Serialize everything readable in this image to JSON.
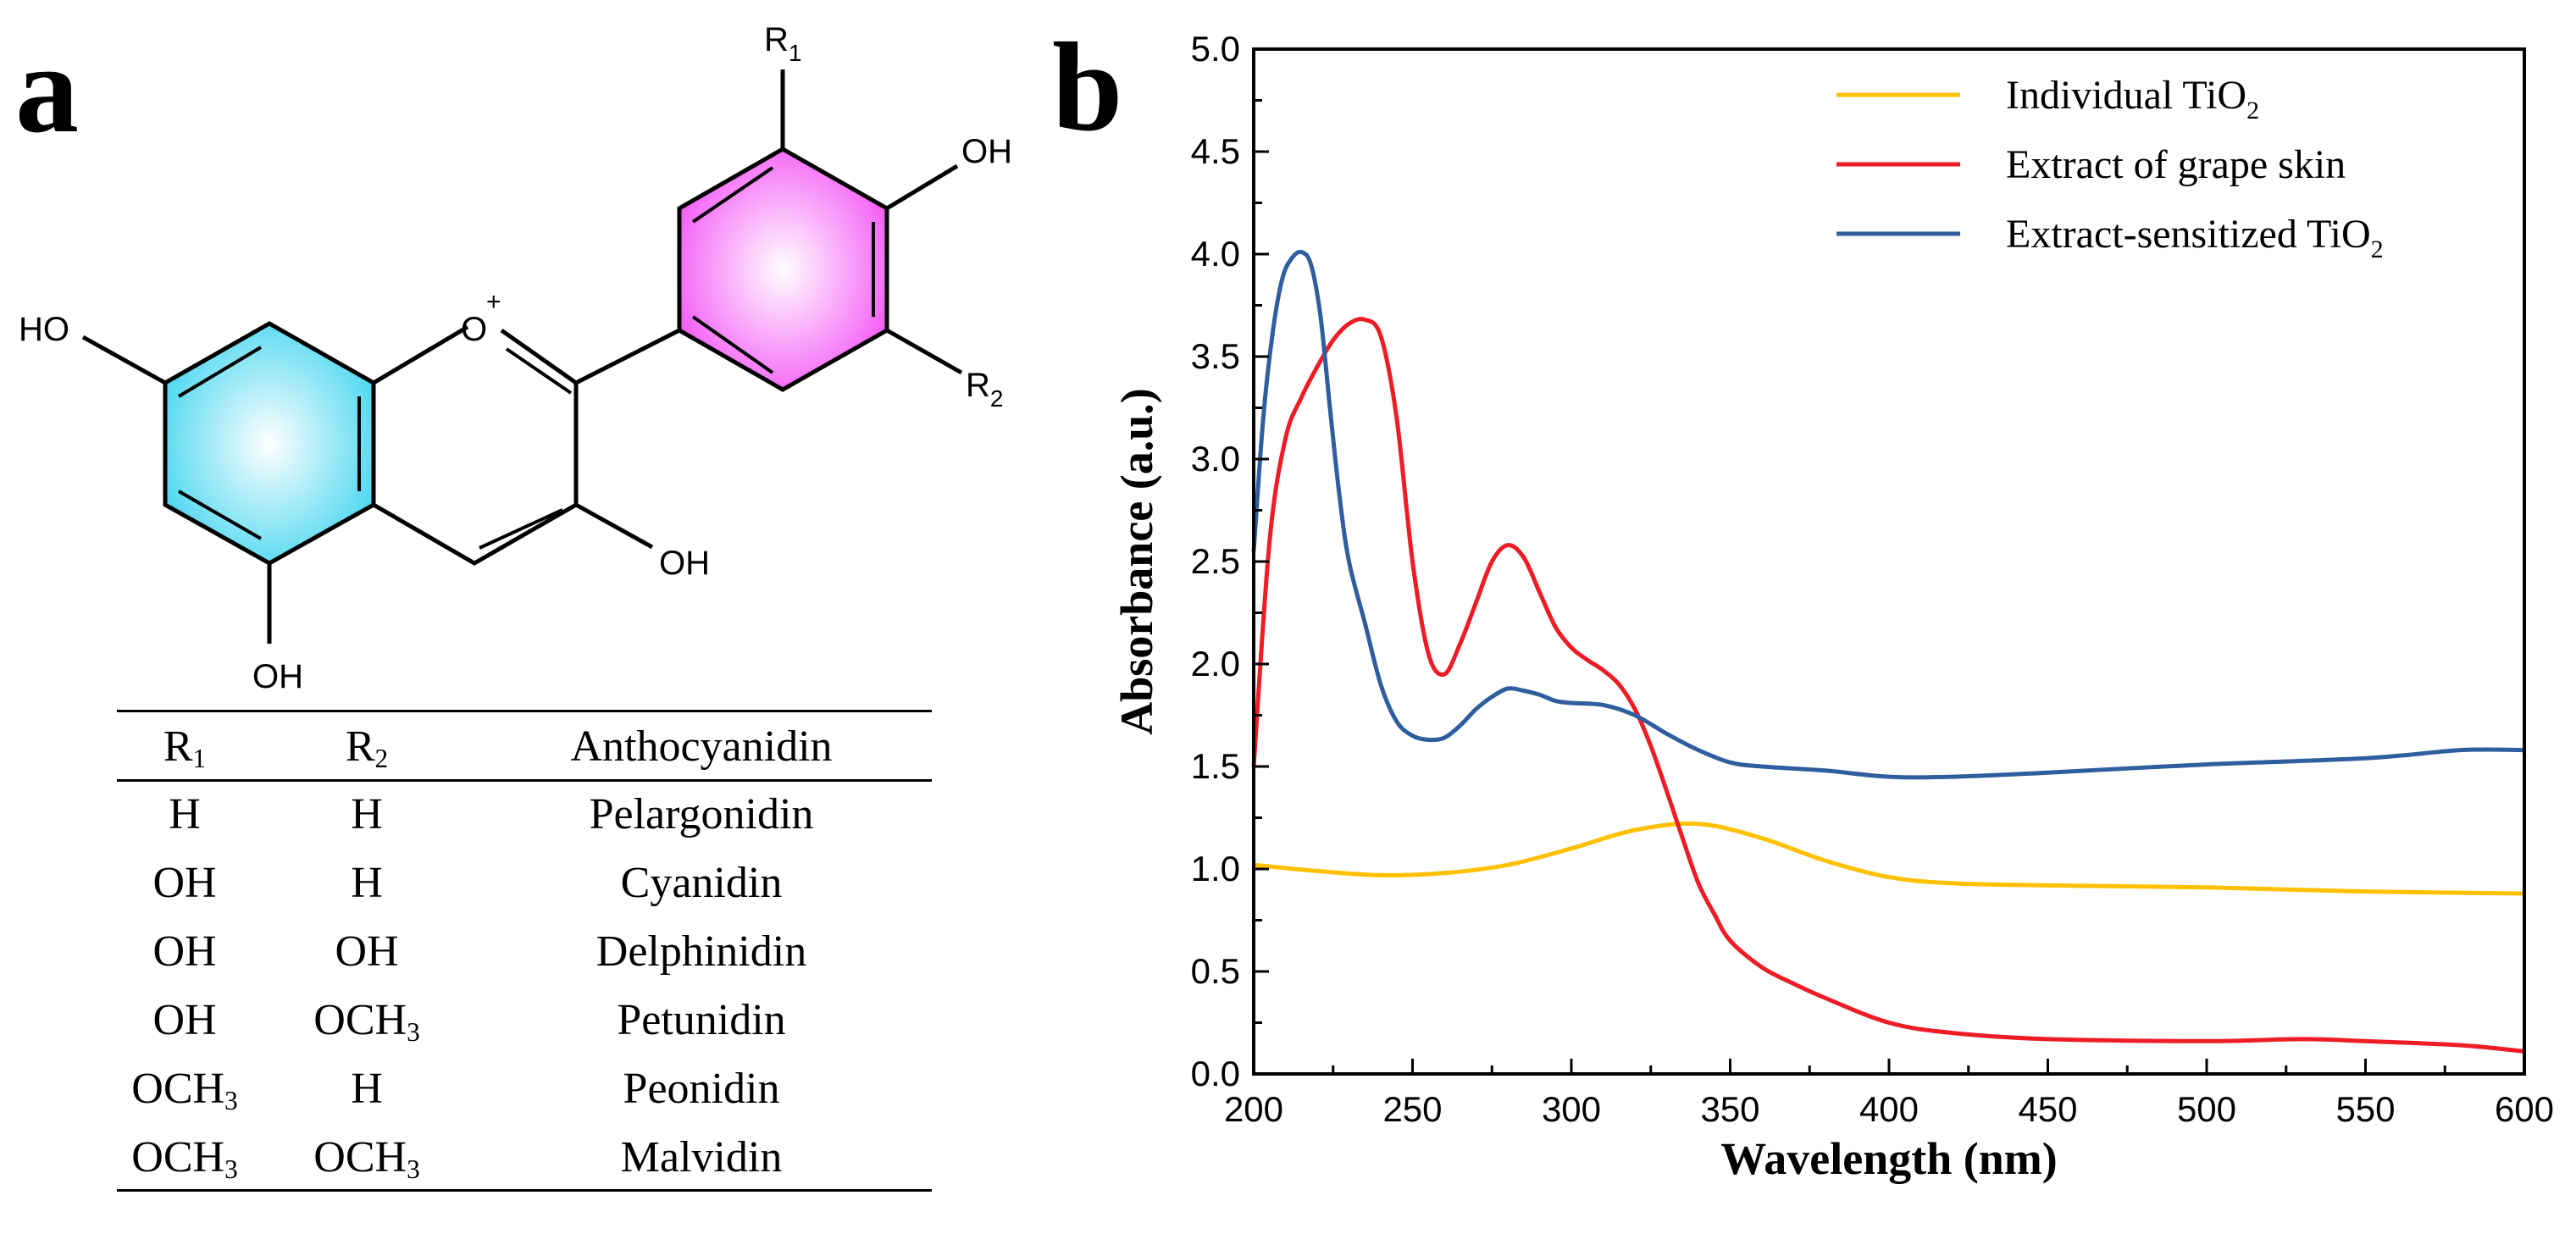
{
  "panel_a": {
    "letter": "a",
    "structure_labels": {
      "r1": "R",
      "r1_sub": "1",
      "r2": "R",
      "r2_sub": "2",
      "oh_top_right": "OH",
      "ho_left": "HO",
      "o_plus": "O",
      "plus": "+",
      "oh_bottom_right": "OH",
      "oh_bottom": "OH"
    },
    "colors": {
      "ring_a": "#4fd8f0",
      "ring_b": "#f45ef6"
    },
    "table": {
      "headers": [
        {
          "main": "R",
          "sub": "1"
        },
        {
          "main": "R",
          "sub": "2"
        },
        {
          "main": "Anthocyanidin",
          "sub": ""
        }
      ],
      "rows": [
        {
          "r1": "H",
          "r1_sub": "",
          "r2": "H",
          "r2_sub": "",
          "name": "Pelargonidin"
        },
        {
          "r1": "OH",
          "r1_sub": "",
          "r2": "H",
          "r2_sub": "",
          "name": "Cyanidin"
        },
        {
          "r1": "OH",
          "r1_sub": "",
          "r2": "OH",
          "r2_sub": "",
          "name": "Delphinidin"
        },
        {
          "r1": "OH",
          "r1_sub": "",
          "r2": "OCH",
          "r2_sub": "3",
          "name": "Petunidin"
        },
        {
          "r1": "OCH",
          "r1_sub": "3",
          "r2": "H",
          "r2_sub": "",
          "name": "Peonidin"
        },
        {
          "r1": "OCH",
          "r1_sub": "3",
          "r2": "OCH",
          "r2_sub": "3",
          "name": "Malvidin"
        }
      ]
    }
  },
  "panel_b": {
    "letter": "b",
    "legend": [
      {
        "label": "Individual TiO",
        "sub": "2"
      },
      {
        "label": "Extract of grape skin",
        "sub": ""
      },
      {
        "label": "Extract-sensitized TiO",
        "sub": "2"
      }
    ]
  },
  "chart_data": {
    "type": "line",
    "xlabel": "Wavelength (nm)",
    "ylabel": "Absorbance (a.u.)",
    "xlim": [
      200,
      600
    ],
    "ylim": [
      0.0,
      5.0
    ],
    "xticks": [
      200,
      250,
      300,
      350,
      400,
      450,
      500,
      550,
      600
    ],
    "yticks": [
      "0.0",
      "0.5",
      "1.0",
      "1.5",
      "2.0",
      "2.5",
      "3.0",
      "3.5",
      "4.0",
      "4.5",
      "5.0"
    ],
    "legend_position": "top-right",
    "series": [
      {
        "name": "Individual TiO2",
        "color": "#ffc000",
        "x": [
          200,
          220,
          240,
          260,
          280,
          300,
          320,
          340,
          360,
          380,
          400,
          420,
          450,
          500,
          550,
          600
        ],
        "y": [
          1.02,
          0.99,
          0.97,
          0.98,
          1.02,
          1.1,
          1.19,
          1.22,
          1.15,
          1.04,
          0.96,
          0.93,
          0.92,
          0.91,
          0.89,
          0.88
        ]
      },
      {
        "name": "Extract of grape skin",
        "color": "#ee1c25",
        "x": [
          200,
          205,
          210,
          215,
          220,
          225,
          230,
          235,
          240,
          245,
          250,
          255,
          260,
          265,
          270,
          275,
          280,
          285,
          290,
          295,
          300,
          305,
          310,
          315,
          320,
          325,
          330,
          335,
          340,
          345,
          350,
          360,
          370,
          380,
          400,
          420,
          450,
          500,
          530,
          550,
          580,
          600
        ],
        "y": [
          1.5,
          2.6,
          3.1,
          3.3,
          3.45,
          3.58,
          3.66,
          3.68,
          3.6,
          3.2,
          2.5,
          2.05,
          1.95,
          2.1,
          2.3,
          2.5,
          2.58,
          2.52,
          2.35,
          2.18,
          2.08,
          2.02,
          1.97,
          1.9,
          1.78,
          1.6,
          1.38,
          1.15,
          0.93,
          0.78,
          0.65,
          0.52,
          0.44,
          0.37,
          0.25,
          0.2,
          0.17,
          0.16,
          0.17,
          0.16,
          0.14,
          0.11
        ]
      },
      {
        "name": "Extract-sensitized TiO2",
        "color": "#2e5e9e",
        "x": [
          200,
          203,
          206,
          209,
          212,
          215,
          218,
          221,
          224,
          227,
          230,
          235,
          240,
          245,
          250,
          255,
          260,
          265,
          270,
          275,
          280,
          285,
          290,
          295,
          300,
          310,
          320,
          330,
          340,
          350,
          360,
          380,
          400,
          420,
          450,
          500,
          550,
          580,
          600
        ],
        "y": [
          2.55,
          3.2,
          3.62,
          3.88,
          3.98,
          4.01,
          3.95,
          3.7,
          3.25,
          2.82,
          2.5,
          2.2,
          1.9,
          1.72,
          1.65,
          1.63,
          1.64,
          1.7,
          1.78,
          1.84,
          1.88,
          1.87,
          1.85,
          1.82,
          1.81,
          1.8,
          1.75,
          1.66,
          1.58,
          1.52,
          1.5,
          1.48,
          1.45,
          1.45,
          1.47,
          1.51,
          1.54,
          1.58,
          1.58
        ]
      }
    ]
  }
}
...
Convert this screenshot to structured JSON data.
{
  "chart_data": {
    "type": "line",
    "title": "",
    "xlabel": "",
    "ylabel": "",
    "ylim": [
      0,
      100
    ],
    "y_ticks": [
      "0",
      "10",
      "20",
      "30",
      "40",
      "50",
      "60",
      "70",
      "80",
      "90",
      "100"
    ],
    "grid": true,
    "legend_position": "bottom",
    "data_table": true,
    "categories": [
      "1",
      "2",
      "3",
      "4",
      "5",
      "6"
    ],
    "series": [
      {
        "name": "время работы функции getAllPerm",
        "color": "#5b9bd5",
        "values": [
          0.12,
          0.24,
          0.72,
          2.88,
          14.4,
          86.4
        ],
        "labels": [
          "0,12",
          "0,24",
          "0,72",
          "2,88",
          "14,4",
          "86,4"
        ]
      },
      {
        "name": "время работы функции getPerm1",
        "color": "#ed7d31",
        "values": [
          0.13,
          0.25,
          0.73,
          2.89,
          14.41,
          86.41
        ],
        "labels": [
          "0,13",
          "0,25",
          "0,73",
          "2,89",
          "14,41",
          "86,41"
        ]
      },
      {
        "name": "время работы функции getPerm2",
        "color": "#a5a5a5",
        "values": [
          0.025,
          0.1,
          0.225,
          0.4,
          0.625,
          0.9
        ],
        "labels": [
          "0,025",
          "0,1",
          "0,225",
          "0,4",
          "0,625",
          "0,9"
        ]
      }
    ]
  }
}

What you will do → Which lines contain "Individual"? Copy each of them out.

Finished answer →
        "label": "Individual TiO",
        "name": "Individual TiO2",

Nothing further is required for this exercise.